APPLICA QUANTO LETTO
[a] Traduci in inglese la seguente frase della replica di Casa Sollievo della Sofferenza: «Casa Sollievo della Sofferenza, per mezzo del direttore sanitario Giovanni Battista Bochicchio, replica al caso denunciato dalla moglie di un paziente oncologico.»
[b] Prosegui la replica di Casa Sollievo della Sofferenza, riprendendo subito dopo l'ultima frase riportata.

“Parole percepite negativamente, assistenza adeguata”, la versione di Casa Sollievo dopo denuncia paziente

Casa Sollievo della Sofferenza, per mezzo del direttore sanitario Giovanni Battista Bochicchio, replica al caso denunciato dalla moglie di un paziente oncologico. Ecco il testo:

In riferimento all’articolo di cui in oggetto, da voi pubblicato online in data odierna, la Direzione Sanitaria dell’IRCCS Casa Sollievo della Sofferenza, nel prenderne atto e nel formulare da subito le sue scuse, esprime il proprio dispiacere per quanto, così come raccontato dalla sig.ra Lucia C., accaduto al coniuge.

 

Le parole utilizzate dal medico oncologo, assolutamente non confermate dallo stesso nella forma giornalisticamente riportata, anche a fronte di una consulenza oncologica tecnicamente adeguata, sono state evidentemente percepite in maniera tale da suscitare la reazione negativa del congiunto. Anche volendo riconoscere le problematicità dell’assistenza domiciliare dei pazienti oncologici, quando la comunicazione non è adeguata o, come accennato, diversamente percepita, si adombra l’operato sia del medico coinvolto sia di quanti ogni giorno si prodigano per curare ed alleviare le sofferenze dei tanti malati che con fiducia si rivolgono all’Ospedale Casa Sollievo della Sofferenza.

[Dati di origine]
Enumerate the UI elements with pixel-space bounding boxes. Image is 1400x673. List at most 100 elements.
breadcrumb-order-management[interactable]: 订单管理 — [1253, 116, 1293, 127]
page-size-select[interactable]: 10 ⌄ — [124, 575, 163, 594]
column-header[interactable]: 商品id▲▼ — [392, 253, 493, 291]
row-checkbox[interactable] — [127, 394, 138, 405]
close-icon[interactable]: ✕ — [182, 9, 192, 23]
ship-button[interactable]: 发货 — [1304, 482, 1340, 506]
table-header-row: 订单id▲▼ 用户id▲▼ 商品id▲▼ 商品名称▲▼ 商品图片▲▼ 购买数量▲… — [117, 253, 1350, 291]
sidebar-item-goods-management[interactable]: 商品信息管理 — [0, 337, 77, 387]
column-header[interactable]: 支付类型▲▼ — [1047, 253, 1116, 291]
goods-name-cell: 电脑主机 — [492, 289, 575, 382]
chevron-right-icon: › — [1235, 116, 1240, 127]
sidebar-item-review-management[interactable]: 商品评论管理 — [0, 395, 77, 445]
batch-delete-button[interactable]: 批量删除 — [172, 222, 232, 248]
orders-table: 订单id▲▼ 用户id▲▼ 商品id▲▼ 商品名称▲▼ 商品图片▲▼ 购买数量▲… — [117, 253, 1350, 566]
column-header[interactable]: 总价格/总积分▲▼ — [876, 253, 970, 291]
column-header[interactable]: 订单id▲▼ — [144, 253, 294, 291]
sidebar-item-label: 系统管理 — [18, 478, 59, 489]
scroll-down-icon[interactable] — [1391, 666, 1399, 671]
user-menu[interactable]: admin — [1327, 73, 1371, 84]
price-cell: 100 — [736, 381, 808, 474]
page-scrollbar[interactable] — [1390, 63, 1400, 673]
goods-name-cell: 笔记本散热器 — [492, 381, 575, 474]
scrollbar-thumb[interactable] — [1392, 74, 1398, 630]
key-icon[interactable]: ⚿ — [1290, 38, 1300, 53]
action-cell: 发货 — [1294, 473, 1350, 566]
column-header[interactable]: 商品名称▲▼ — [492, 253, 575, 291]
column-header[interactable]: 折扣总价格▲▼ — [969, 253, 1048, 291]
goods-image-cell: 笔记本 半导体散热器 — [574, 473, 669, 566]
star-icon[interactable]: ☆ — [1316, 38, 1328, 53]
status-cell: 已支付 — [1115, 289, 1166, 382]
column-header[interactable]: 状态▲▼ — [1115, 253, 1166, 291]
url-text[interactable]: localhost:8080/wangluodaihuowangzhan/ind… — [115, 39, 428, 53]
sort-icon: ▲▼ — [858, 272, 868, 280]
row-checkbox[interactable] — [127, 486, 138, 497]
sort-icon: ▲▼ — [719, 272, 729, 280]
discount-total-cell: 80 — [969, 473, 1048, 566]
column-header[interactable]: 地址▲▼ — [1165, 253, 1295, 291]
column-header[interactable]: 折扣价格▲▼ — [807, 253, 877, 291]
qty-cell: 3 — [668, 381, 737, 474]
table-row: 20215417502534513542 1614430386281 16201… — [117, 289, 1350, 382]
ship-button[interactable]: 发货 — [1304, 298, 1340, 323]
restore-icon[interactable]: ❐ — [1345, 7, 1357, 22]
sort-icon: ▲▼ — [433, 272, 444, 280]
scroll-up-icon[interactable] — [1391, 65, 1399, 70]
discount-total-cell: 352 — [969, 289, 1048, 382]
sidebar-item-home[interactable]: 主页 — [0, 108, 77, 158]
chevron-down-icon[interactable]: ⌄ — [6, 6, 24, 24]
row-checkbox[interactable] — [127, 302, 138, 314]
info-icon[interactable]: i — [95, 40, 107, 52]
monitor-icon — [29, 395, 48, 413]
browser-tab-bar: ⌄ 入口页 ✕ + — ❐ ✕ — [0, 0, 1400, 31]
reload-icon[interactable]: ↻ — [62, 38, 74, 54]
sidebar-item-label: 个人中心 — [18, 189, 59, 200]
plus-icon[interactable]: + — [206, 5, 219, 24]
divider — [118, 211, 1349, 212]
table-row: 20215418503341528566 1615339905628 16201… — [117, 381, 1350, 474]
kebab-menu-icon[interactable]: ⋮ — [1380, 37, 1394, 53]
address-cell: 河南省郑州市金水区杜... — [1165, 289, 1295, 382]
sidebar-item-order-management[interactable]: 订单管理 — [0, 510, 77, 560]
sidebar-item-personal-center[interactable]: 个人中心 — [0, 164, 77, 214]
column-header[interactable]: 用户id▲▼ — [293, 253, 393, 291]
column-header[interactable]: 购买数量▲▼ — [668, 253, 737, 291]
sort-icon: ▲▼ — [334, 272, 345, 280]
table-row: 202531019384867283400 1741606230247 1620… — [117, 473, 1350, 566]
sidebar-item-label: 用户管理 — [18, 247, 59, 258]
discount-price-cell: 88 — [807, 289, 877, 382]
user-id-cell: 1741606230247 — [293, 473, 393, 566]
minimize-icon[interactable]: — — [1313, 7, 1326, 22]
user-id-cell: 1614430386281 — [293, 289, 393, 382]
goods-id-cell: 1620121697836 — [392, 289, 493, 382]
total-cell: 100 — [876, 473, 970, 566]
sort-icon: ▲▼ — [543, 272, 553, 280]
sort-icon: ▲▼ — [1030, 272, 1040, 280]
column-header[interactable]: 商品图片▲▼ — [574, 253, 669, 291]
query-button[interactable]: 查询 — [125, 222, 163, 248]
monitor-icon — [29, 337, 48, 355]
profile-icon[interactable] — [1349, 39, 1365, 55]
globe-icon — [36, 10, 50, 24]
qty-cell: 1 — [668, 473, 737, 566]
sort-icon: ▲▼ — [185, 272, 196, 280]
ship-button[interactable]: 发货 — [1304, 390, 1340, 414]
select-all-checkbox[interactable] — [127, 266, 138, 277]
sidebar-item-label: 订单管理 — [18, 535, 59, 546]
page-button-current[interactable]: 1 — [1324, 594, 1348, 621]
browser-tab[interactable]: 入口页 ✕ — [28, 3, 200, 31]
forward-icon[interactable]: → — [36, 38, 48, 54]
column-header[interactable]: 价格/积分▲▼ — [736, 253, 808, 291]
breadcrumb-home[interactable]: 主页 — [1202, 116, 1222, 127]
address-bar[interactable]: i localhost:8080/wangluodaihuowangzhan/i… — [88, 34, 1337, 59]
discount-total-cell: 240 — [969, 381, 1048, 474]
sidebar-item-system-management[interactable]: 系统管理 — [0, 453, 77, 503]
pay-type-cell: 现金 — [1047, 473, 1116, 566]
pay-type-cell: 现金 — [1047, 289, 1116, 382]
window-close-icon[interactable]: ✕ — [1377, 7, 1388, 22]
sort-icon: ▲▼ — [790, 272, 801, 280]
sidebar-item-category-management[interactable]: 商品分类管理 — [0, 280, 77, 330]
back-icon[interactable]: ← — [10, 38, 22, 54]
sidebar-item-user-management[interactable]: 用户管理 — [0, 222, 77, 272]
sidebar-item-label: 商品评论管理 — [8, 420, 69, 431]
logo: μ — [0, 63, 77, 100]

RISPOSTE NUMERATE
[a] Casa Sollievo della Sofferenza, through its medical director Giovanni Battista Bochicchio, responds to the case reported by the wife of a cancer patient.

[b]
 

La sig.ra Lucia, nel finale del suo racconto, riconosce infatti “l’umanità, la competenza e la gentilezza” di tutti gli altri operatori sanitari di questo Istituto che sono intervenuti nell’occasione, dal medico di Pronto Soccorso al personale tutto della Unità Operativa di Medicina, ove il marito è stato comunque ricoverato.